Figure contents as structured data:
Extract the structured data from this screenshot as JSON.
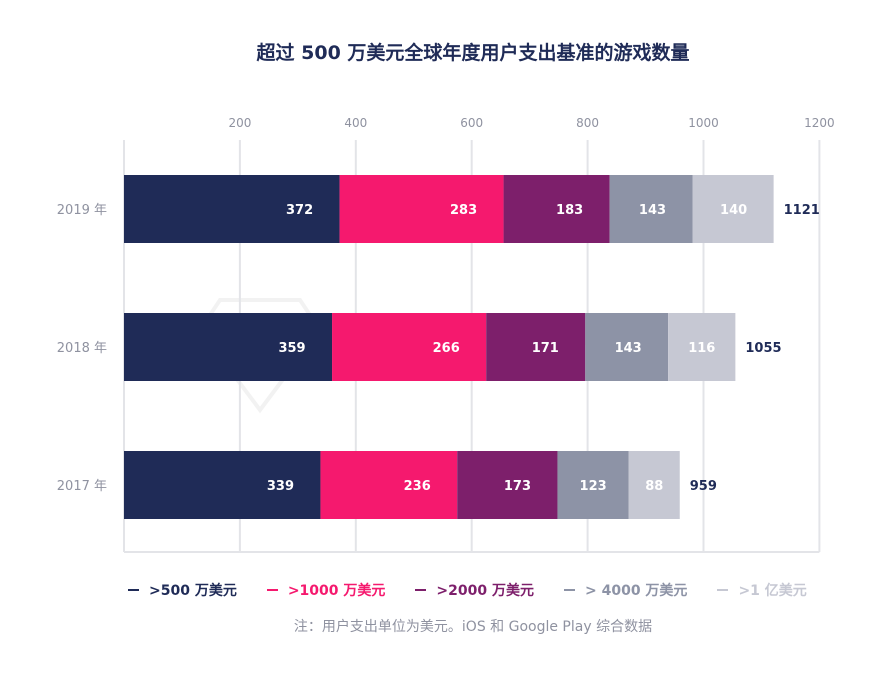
{
  "chart_data": {
    "type": "bar",
    "orientation": "horizontal",
    "stacked": true,
    "title": "超过 500 万美元全球年度用户支出基准的游戏数量",
    "categories": [
      "2019 年",
      "2018 年",
      "2017 年"
    ],
    "series": [
      {
        "name": ">500 万美元",
        "color": "#1f2b57",
        "values": [
          372,
          359,
          339
        ]
      },
      {
        "name": ">1000 万美元",
        "color": "#f5196e",
        "values": [
          283,
          266,
          236
        ]
      },
      {
        "name": ">2000 万美元",
        "color": "#7d1f6b",
        "values": [
          183,
          171,
          173
        ]
      },
      {
        "name": "> 4000 万美元",
        "color": "#8d93a6",
        "values": [
          143,
          143,
          123
        ]
      },
      {
        "name": ">1 亿美元",
        "color": "#c6c8d3",
        "values": [
          140,
          116,
          88
        ]
      }
    ],
    "totals": [
      1121,
      1055,
      959
    ],
    "xlim": [
      0,
      1200
    ],
    "xticks": [
      200,
      400,
      600,
      800,
      1000,
      1200
    ],
    "xaxis_position": "top",
    "grid": true,
    "legend_position": "bottom",
    "note": "注：用户支出单位为美元。iOS 和 Google Play 综合数据",
    "watermark": "APP ANNIE"
  }
}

## Goal:
Gather each line of the listing containing the word "name" and show it.

## Reply:
        "name": ">500 万美元",
        "name": ">1000 万美元",
        "name": ">2000 万美元",
        "name": "> 4000 万美元",
        "name": ">1 亿美元",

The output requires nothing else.